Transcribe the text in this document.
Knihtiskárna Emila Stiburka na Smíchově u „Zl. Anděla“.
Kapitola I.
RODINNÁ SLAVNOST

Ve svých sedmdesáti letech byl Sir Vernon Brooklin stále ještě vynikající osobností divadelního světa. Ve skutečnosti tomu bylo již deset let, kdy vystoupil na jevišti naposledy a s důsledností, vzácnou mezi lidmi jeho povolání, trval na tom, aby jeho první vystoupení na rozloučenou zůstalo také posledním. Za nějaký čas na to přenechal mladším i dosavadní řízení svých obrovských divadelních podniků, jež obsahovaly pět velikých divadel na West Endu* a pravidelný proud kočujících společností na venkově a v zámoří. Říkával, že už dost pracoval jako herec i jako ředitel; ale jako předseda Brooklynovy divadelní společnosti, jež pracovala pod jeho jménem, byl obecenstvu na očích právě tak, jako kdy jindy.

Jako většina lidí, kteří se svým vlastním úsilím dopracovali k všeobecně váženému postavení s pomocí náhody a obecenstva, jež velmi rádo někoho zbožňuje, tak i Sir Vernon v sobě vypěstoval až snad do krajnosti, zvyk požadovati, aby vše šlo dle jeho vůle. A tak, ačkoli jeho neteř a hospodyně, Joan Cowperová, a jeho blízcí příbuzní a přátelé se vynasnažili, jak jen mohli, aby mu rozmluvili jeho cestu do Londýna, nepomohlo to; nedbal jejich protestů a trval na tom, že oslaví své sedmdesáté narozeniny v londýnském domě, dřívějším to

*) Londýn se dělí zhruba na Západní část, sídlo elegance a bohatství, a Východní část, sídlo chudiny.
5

*-*-*

** TASK GOAL **
Write out every entry above, word for word.

** RESULT OF THIS EXERCISE **
Transcribe the text in this document.
Knihtiskárna Emila Stiburka na Smíchově u „Zl. Anděla“.
Kapitola I.
RODINNÁ SLAVNOST

Ve svých sedmdesáti letech byl Sir Vernon Brooklin stále ještě vynikající osobností divadelního světa. Ve skutečnosti tomu bylo již deset let, kdy vystoupil na jevišti naposledy a s důsledností, vzácnou mezi lidmi jeho povolání, trval na tom, aby jeho první vystoupení na rozloučenou zůstalo také posledním. Za nějaký čas na to přenechal mladším i dosavadní řízení svých obrovských divadelních podniků, jež obsahovaly pět velikých divadel na West Endu* a pravidelný proud kočujících společností na venkově a v zámoří. Říkával, že už dost pracoval jako herec i jako ředitel; ale jako předseda Brooklynovy divadelní společnosti, jež pracovala pod jeho jménem, byl obecenstvu na očích právě tak, jako kdy jindy.

Jako většina lidí, kteří se svým vlastním úsilím dopracovali k všeobecně váženému postavení s pomocí náhody a obecenstva, jež velmi rádo někoho zbožňuje, tak i Sir Vernon v sobě vypěstoval až snad do krajnosti, zvyk požadovati, aby vše šlo dle jeho vůle. A tak, ačkoli jeho neteř a hospodyně, Joan Cowperová, a jeho blízcí příbuzní a přátelé se vynasnažili, jak jen mohli, aby mu rozmluvili jeho cestu do Londýna, nepomohlo to; nedbal jejich protestů a trval na tom, že oslaví své sedmdesáté narozeniny v londýnském domě, dřívějším to

*) Londýn se dělí zhruba na Západní část, sídlo elegance a bohatství, a Východní část, sídlo chudiny.
5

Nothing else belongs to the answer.